● **Set task**
An exact copy of all the data is required, with pictures left out.

● **Given information**
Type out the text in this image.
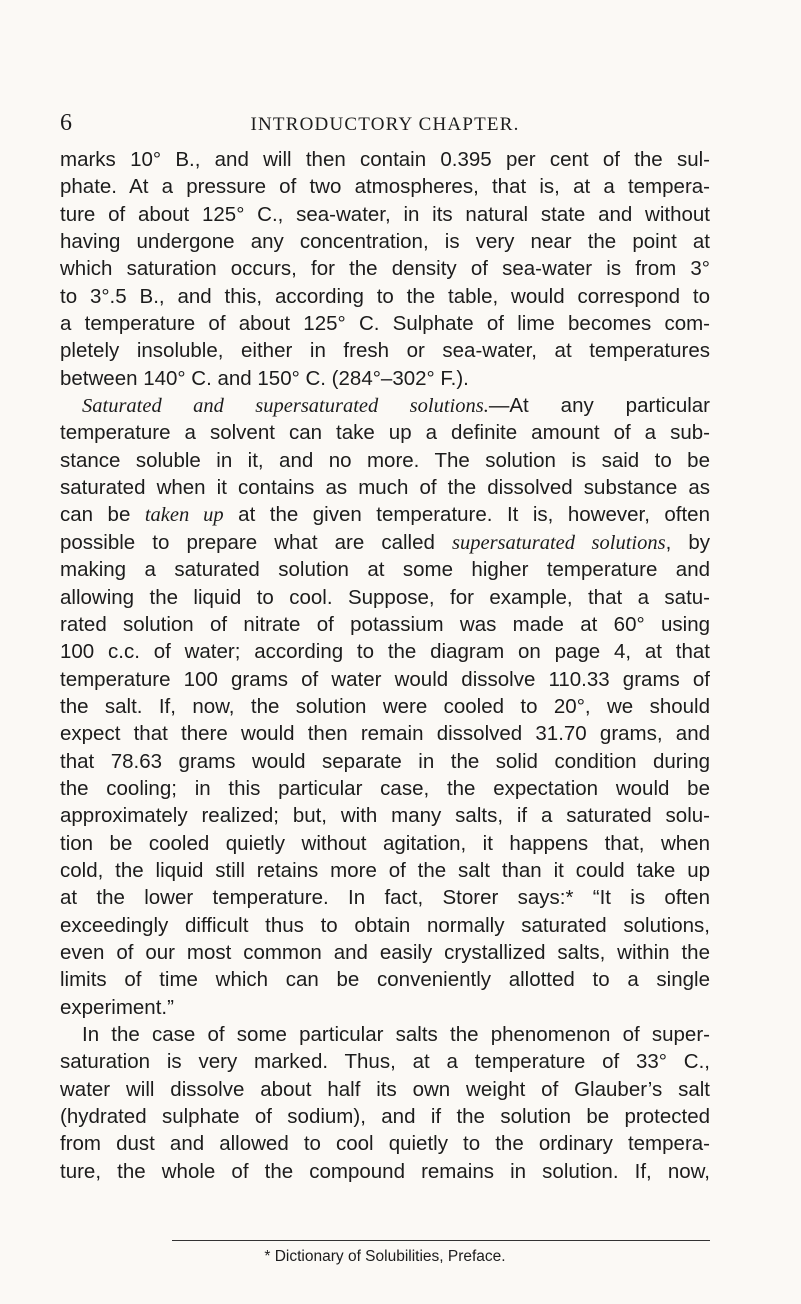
6	INTRODUCTORY CHAPTER.
marks 10° B., and will then contain 0.395 per cent of the sul-
phate. At a pressure of two atmospheres, that is, at a tempera-
ture of about 125° C., sea-water, in its natural state and without
having undergone any concentration, is very near the point at
which saturation occurs, for the density of sea-water is from 3°
to 3°.5 B., and this, according to the table, would correspond to
a temperature of about 125° C. Sulphate of lime becomes com-
pletely insoluble, either in fresh or sea-water, at temperatures
between 140° C. and 150° C. (284°–302° F.).
Saturated and supersaturated solutions.—At any particular
temperature a solvent can take up a definite amount of a sub-
stance soluble in it, and no more. The solution is said to be
saturated when it contains as much of the dissolved substance as
can be taken up at the given temperature. It is, however, often
possible to prepare what are called supersaturated solutions, by
making a saturated solution at some higher temperature and
allowing the liquid to cool. Suppose, for example, that a satu-
rated solution of nitrate of potassium was made at 60° using
100 c.c. of water; according to the diagram on page 4, at that
temperature 100 grams of water would dissolve 110.33 grams of
the salt. If, now, the solution were cooled to 20°, we should
expect that there would then remain dissolved 31.70 grams, and
that 78.63 grams would separate in the solid condition during
the cooling; in this particular case, the expectation would be
approximately realized; but, with many salts, if a saturated solu-
tion be cooled quietly without agitation, it happens that, when
cold, the liquid still retains more of the salt than it could take up
at the lower temperature. In fact, Storer says:* “It is often
exceedingly difficult thus to obtain normally saturated solutions,
even of our most common and easily crystallized salts, within the
limits of time which can be conveniently allotted to a single
experiment.”
In the case of some particular salts the phenomenon of super-
saturation is very marked. Thus, at a temperature of 33° C.,
water will dissolve about half its own weight of Glauber’s salt
(hydrated sulphate of sodium), and if the solution be protected
from dust and allowed to cool quietly to the ordinary tempera-
ture, the whole of the compound remains in solution. If, now,
* Dictionary of Solubilities, Preface.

● **Solution to this exercise**
Type out the text in this image.
6	INTRODUCTORY CHAPTER.
marks 10° B., and will then contain 0.395 per cent of the sul-
phate. At a pressure of two atmospheres, that is, at a tempera-
ture of about 125° C., sea-water, in its natural state and without
having undergone any concentration, is very near the point at
which saturation occurs, for the density of sea-water is from 3°
to 3°.5 B., and this, according to the table, would correspond to
a temperature of about 125° C. Sulphate of lime becomes com-
pletely insoluble, either in fresh or sea-water, at temperatures
between 140° C. and 150° C. (284°–302° F.).
Saturated and supersaturated solutions.—At any particular
temperature a solvent can take up a definite amount of a sub-
stance soluble in it, and no more. The solution is said to be
saturated when it contains as much of the dissolved substance as
can be taken up at the given temperature. It is, however, often
possible to prepare what are called supersaturated solutions, by
making a saturated solution at some higher temperature and
allowing the liquid to cool. Suppose, for example, that a satu-
rated solution of nitrate of potassium was made at 60° using
100 c.c. of water; according to the diagram on page 4, at that
temperature 100 grams of water would dissolve 110.33 grams of
the salt. If, now, the solution were cooled to 20°, we should
expect that there would then remain dissolved 31.70 grams, and
that 78.63 grams would separate in the solid condition during
the cooling; in this particular case, the expectation would be
approximately realized; but, with many salts, if a saturated solu-
tion be cooled quietly without agitation, it happens that, when
cold, the liquid still retains more of the salt than it could take up
at the lower temperature. In fact, Storer says:* “It is often
exceedingly difficult thus to obtain normally saturated solutions,
even of our most common and easily crystallized salts, within the
limits of time which can be conveniently allotted to a single
experiment.”
In the case of some particular salts the phenomenon of super-
saturation is very marked. Thus, at a temperature of 33° C.,
water will dissolve about half its own weight of Glauber’s salt
(hydrated sulphate of sodium), and if the solution be protected
from dust and allowed to cool quietly to the ordinary tempera-
ture, the whole of the compound remains in solution. If, now,
* Dictionary of Solubilities, Preface.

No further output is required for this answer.